_Given instruction:_ Transcribe the entries word for word, from the first line up to and including the line that contains "ohlc-bar: [416, 84, 422, 149]".

_Records shown:_
##############################
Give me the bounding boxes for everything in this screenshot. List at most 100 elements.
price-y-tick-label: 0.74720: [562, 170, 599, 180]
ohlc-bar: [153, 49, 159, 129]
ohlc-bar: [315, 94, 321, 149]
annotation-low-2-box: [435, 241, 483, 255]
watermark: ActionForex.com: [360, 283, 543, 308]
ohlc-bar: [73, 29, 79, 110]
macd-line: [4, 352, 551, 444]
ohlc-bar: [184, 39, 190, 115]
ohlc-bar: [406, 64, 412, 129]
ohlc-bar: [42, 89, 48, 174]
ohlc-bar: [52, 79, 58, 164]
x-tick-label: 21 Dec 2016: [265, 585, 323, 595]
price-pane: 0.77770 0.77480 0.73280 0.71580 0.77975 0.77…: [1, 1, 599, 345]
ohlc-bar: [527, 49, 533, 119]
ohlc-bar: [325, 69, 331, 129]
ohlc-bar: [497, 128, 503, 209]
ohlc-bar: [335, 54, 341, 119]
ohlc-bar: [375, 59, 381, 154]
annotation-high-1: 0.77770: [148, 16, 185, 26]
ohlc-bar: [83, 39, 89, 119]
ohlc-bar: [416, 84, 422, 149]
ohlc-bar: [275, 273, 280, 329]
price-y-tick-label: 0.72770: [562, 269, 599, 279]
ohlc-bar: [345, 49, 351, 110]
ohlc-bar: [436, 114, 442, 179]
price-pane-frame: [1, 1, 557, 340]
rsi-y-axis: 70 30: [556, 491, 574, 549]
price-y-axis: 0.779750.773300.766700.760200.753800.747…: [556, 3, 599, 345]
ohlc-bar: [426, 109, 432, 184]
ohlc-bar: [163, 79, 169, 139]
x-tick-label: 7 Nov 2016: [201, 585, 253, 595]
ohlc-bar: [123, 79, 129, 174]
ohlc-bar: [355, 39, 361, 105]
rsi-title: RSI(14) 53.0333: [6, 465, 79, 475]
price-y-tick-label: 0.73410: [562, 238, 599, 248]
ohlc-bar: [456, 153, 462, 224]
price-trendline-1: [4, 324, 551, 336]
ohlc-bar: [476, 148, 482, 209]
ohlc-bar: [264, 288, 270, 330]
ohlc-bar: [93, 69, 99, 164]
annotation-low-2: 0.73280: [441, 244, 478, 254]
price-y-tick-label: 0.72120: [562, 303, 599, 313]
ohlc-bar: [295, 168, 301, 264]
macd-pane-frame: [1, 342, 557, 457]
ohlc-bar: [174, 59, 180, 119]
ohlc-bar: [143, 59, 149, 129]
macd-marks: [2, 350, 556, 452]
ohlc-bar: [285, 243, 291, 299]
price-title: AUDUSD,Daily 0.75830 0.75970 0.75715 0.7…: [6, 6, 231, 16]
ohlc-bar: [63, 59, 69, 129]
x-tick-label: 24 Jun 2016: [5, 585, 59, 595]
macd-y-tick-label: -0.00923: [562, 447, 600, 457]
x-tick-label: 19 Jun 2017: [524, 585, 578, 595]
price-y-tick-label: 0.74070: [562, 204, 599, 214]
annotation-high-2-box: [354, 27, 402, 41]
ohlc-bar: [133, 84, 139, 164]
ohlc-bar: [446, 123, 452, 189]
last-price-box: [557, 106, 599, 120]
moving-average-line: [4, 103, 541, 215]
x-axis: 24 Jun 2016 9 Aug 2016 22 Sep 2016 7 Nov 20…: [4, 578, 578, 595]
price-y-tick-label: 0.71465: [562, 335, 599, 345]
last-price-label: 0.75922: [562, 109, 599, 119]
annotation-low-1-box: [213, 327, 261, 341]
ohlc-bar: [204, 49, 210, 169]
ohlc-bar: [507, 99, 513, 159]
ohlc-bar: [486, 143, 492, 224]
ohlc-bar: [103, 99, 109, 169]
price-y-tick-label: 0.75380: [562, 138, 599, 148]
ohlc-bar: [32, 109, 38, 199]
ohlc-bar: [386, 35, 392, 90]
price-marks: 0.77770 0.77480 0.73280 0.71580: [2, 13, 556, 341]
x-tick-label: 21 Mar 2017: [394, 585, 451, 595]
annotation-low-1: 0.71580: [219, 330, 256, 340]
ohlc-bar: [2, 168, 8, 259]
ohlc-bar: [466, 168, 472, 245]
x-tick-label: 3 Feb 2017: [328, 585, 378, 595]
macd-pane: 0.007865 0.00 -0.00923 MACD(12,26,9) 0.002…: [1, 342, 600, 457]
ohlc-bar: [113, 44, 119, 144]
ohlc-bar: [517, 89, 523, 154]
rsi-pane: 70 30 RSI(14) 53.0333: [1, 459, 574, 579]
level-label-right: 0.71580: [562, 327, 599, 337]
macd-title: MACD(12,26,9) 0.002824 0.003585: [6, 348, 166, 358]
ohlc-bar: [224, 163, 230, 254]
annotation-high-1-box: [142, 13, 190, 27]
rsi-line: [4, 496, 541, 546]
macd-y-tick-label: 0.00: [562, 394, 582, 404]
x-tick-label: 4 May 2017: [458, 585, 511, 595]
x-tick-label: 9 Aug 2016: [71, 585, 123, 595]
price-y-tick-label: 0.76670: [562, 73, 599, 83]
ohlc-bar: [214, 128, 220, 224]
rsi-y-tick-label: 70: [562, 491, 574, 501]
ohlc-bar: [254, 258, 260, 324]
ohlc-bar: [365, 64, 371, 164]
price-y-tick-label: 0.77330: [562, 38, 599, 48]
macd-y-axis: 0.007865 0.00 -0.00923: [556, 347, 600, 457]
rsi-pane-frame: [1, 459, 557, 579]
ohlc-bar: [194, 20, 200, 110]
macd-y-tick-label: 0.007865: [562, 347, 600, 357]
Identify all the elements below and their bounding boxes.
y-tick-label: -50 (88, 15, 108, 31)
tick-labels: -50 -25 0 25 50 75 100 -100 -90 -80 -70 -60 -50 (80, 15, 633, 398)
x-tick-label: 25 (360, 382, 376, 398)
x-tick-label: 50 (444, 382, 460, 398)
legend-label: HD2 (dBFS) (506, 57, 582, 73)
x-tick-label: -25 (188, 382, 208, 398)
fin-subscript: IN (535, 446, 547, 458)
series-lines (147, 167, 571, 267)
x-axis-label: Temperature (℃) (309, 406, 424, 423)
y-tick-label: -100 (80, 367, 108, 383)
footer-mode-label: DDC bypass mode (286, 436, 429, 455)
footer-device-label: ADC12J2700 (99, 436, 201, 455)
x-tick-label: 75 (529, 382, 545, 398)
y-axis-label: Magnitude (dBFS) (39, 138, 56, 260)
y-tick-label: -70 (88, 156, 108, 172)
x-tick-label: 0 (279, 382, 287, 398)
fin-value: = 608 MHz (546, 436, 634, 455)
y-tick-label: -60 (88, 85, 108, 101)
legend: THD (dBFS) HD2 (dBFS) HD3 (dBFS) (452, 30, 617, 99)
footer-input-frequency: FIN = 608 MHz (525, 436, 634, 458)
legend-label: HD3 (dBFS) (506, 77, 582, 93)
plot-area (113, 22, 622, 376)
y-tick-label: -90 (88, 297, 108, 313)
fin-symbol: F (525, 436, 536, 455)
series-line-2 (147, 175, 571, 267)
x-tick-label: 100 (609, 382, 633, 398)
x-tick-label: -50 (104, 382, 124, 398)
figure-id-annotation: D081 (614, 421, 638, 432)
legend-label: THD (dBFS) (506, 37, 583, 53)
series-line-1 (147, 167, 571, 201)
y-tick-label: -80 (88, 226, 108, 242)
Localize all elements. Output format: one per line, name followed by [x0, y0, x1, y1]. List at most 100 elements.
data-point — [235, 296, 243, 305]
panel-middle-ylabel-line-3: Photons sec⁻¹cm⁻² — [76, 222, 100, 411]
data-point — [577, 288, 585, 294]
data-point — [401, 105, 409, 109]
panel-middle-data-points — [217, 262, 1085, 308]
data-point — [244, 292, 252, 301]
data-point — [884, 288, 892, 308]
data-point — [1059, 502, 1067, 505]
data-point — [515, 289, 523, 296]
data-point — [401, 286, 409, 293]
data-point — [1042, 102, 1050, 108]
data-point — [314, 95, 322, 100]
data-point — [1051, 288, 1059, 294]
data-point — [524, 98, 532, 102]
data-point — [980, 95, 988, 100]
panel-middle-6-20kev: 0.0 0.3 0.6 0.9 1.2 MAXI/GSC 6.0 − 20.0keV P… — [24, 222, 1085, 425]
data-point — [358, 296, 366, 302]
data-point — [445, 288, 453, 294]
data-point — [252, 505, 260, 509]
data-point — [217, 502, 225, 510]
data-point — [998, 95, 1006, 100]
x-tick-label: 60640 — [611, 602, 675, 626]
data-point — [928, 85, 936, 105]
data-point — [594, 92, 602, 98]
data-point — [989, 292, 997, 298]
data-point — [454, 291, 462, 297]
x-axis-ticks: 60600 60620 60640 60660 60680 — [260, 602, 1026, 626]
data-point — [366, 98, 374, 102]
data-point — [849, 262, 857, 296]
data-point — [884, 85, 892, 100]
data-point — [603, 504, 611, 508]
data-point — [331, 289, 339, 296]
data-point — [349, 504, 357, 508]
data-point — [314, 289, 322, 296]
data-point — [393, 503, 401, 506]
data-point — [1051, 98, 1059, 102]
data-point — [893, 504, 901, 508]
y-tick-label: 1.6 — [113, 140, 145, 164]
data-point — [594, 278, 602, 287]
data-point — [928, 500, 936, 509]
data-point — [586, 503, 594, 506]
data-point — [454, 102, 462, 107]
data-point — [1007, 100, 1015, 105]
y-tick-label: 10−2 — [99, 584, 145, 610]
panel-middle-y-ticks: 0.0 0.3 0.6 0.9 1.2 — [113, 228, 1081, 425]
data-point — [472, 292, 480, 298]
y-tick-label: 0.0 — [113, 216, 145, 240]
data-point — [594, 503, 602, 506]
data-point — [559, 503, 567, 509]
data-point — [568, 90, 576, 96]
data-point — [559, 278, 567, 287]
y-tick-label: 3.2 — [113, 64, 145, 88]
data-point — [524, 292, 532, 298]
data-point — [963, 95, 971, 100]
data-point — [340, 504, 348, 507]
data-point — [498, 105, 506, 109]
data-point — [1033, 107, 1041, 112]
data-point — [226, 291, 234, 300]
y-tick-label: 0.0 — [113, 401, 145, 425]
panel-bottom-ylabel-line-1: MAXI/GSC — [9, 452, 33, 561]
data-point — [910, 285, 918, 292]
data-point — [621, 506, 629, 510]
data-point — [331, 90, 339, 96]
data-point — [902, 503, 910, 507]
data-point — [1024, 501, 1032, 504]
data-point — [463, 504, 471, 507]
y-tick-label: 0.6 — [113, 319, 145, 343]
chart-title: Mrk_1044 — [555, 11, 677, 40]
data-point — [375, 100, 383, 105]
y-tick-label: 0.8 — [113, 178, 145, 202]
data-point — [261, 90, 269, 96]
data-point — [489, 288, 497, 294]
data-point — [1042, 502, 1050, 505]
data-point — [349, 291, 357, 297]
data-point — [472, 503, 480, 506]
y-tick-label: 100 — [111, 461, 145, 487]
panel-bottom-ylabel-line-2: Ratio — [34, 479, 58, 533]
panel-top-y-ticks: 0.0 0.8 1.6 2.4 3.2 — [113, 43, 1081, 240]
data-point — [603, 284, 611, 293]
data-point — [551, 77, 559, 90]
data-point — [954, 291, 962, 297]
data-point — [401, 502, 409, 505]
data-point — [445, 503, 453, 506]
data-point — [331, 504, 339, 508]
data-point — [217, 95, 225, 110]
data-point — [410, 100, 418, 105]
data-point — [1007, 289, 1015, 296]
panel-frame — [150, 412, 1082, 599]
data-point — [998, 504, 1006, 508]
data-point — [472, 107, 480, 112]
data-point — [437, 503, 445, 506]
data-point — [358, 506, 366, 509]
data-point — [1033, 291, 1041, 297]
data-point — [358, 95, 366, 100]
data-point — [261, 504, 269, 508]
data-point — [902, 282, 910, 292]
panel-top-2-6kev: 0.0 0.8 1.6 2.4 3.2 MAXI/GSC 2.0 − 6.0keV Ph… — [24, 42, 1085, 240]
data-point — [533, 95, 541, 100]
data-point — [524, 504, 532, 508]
##############################
_The completed task:_
Give me the bounding boxes for everything in this screenshot. List at most 100 elements.
price-y-tick-label: 0.74720: [562, 170, 599, 180]
ohlc-bar: [153, 49, 159, 129]
ohlc-bar: [315, 94, 321, 149]
annotation-low-2-box: [435, 241, 483, 255]
watermark: ActionForex.com: [360, 283, 543, 308]
ohlc-bar: [73, 29, 79, 110]
macd-line: [4, 352, 551, 444]
ohlc-bar: [184, 39, 190, 115]
ohlc-bar: [406, 64, 412, 129]
ohlc-bar: [42, 89, 48, 174]
ohlc-bar: [52, 79, 58, 164]
x-tick-label: 21 Dec 2016: [265, 585, 323, 595]
price-pane: 0.77770 0.77480 0.73280 0.71580 0.77975 0.77…: [1, 1, 599, 345]
ohlc-bar: [527, 49, 533, 119]
ohlc-bar: [325, 69, 331, 129]
ohlc-bar: [497, 128, 503, 209]
ohlc-bar: [335, 54, 341, 119]
ohlc-bar: [375, 59, 381, 154]
annotation-high-1: 0.77770: [148, 16, 185, 26]
ohlc-bar: [83, 39, 89, 119]
ohlc-bar: [416, 84, 422, 149]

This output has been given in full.